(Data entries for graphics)
###
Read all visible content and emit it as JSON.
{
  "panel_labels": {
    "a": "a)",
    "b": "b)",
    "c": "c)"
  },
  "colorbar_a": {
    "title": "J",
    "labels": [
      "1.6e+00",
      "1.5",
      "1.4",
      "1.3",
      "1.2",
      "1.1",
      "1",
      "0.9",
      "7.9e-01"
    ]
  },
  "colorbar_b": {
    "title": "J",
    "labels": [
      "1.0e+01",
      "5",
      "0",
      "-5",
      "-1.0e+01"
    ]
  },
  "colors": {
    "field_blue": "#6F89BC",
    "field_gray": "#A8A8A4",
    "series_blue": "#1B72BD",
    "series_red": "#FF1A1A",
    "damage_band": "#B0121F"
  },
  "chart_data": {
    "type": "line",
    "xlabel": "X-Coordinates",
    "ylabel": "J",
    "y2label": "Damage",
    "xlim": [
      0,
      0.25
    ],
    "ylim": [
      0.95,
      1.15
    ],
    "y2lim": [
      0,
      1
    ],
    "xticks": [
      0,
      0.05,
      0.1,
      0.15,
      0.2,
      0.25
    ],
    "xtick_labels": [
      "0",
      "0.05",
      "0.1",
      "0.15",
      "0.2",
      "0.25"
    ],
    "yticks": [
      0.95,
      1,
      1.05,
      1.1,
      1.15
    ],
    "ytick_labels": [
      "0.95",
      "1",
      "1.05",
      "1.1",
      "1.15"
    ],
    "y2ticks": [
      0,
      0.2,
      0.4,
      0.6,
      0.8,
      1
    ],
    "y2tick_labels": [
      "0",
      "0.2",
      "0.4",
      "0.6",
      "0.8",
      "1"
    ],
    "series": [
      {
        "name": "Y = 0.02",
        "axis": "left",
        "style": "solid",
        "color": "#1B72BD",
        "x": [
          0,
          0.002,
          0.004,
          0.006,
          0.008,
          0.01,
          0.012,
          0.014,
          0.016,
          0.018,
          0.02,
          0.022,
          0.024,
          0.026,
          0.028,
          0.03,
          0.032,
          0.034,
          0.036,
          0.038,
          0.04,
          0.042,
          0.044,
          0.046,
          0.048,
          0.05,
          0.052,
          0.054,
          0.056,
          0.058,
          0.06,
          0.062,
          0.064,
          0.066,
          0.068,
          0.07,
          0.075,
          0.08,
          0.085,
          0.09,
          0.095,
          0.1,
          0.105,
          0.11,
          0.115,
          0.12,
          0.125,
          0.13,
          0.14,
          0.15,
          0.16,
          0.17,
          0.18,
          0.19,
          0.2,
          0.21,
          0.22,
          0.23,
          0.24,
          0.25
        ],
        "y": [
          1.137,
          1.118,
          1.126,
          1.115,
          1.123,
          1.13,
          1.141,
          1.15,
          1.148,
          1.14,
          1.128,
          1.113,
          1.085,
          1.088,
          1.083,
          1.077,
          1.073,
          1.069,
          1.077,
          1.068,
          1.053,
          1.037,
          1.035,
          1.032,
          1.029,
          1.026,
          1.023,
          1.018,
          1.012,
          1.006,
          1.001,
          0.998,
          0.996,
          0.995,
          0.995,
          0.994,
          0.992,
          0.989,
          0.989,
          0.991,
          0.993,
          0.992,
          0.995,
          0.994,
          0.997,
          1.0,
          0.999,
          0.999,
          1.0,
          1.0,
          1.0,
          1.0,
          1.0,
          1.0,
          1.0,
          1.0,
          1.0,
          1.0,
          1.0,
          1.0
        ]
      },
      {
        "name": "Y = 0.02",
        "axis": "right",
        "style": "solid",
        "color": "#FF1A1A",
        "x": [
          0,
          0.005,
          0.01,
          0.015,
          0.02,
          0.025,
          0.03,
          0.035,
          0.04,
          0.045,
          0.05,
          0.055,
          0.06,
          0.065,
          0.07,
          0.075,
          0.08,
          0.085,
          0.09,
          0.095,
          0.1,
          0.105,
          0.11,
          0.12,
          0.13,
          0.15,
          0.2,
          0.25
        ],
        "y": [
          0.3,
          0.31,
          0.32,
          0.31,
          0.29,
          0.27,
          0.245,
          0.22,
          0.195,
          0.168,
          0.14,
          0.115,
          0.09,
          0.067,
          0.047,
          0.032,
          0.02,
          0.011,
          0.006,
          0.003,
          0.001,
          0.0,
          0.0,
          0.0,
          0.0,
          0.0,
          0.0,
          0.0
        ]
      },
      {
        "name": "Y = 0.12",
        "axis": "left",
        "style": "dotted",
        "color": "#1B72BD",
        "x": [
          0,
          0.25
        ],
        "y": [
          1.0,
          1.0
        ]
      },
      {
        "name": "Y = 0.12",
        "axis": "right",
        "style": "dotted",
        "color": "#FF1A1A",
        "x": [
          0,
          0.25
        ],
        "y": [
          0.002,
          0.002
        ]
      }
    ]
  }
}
###
Goal
Retype the data in full and match it exactly.

Task output
Read all visible content and emit it as JSON.
{
  "panel_labels": {
    "a": "a)",
    "b": "b)",
    "c": "c)"
  },
  "colorbar_a": {
    "title": "J",
    "labels": [
      "1.6e+00",
      "1.5",
      "1.4",
      "1.3",
      "1.2",
      "1.1",
      "1",
      "0.9",
      "7.9e-01"
    ]
  },
  "colorbar_b": {
    "title": "J",
    "labels": [
      "1.0e+01",
      "5",
      "0",
      "-5",
      "-1.0e+01"
    ]
  },
  "colors": {
    "field_blue": "#6F89BC",
    "field_gray": "#A8A8A4",
    "series_blue": "#1B72BD",
    "series_red": "#FF1A1A",
    "damage_band": "#B0121F"
  },
  "chart_data": {
    "type": "line",
    "xlabel": "X-Coordinates",
    "ylabel": "J",
    "y2label": "Damage",
    "xlim": [
      0,
      0.25
    ],
    "ylim": [
      0.95,
      1.15
    ],
    "y2lim": [
      0,
      1
    ],
    "xticks": [
      0,
      0.05,
      0.1,
      0.15,
      0.2,
      0.25
    ],
    "xtick_labels": [
      "0",
      "0.05",
      "0.1",
      "0.15",
      "0.2",
      "0.25"
    ],
    "yticks": [
      0.95,
      1,
      1.05,
      1.1,
      1.15
    ],
    "ytick_labels": [
      "0.95",
      "1",
      "1.05",
      "1.1",
      "1.15"
    ],
    "y2ticks": [
      0,
      0.2,
      0.4,
      0.6,
      0.8,
      1
    ],
    "y2tick_labels": [
      "0",
      "0.2",
      "0.4",
      "0.6",
      "0.8",
      "1"
    ],
    "series": [
      {
        "name": "Y = 0.02",
        "axis": "left",
        "style": "solid",
        "color": "#1B72BD",
        "x": [
          0,
          0.002,
          0.004,
          0.006,
          0.008,
          0.01,
          0.012,
          0.014,
          0.016,
          0.018,
          0.02,
          0.022,
          0.024,
          0.026,
          0.028,
          0.03,
          0.032,
          0.034,
          0.036,
          0.038,
          0.04,
          0.042,
          0.044,
          0.046,
          0.048,
          0.05,
          0.052,
          0.054,
          0.056,
          0.058,
          0.06,
          0.062,
          0.064,
          0.066,
          0.068,
          0.07,
          0.075,
          0.08,
          0.085,
          0.09,
          0.095,
          0.1,
          0.105,
          0.11,
          0.115,
          0.12,
          0.125,
          0.13,
          0.14,
          0.15,
          0.16,
          0.17,
          0.18,
          0.19,
          0.2,
          0.21,
          0.22,
          0.23,
          0.24,
          0.25
        ],
        "y": [
          1.137,
          1.118,
          1.126,
          1.115,
          1.123,
          1.13,
          1.141,
          1.15,
          1.148,
          1.14,
          1.128,
          1.113,
          1.085,
          1.088,
          1.083,
          1.077,
          1.073,
          1.069,
          1.077,
          1.068,
          1.053,
          1.037,
          1.035,
          1.032,
          1.029,
          1.026,
          1.023,
          1.018,
          1.012,
          1.006,
          1.001,
          0.998,
          0.996,
          0.995,
          0.995,
          0.994,
          0.992,
          0.989,
          0.989,
          0.991,
          0.993,
          0.992,
          0.995,
          0.994,
          0.997,
          1.0,
          0.999,
          0.999,
          1.0,
          1.0,
          1.0,
          1.0,
          1.0,
          1.0,
          1.0,
          1.0,
          1.0,
          1.0,
          1.0,
          1.0
        ]
      },
      {
        "name": "Y = 0.02",
        "axis": "right",
        "style": "solid",
        "color": "#FF1A1A",
        "x": [
          0,
          0.005,
          0.01,
          0.015,
          0.02,
          0.025,
          0.03,
          0.035,
          0.04,
          0.045,
          0.05,
          0.055,
          0.06,
          0.065,
          0.07,
          0.075,
          0.08,
          0.085,
          0.09,
          0.095,
          0.1,
          0.105,
          0.11,
          0.12,
          0.13,
          0.15,
          0.2,
          0.25
        ],
        "y": [
          0.3,
          0.31,
          0.32,
          0.31,
          0.29,
          0.27,
          0.245,
          0.22,
          0.195,
          0.168,
          0.14,
          0.115,
          0.09,
          0.067,
          0.047,
          0.032,
          0.02,
          0.011,
          0.006,
          0.003,
          0.001,
          0.0,
          0.0,
          0.0,
          0.0,
          0.0,
          0.0,
          0.0
        ]
      },
      {
        "name": "Y = 0.12",
        "axis": "left",
        "style": "dotted",
        "color": "#1B72BD",
        "x": [
          0,
          0.25
        ],
        "y": [
          1.0,
          1.0
        ]
      },
      {
        "name": "Y = 0.12",
        "axis": "right",
        "style": "dotted",
        "color": "#FF1A1A",
        "x": [
          0,
          0.25
        ],
        "y": [
          0.002,
          0.002
        ]
      }
    ]
  }
}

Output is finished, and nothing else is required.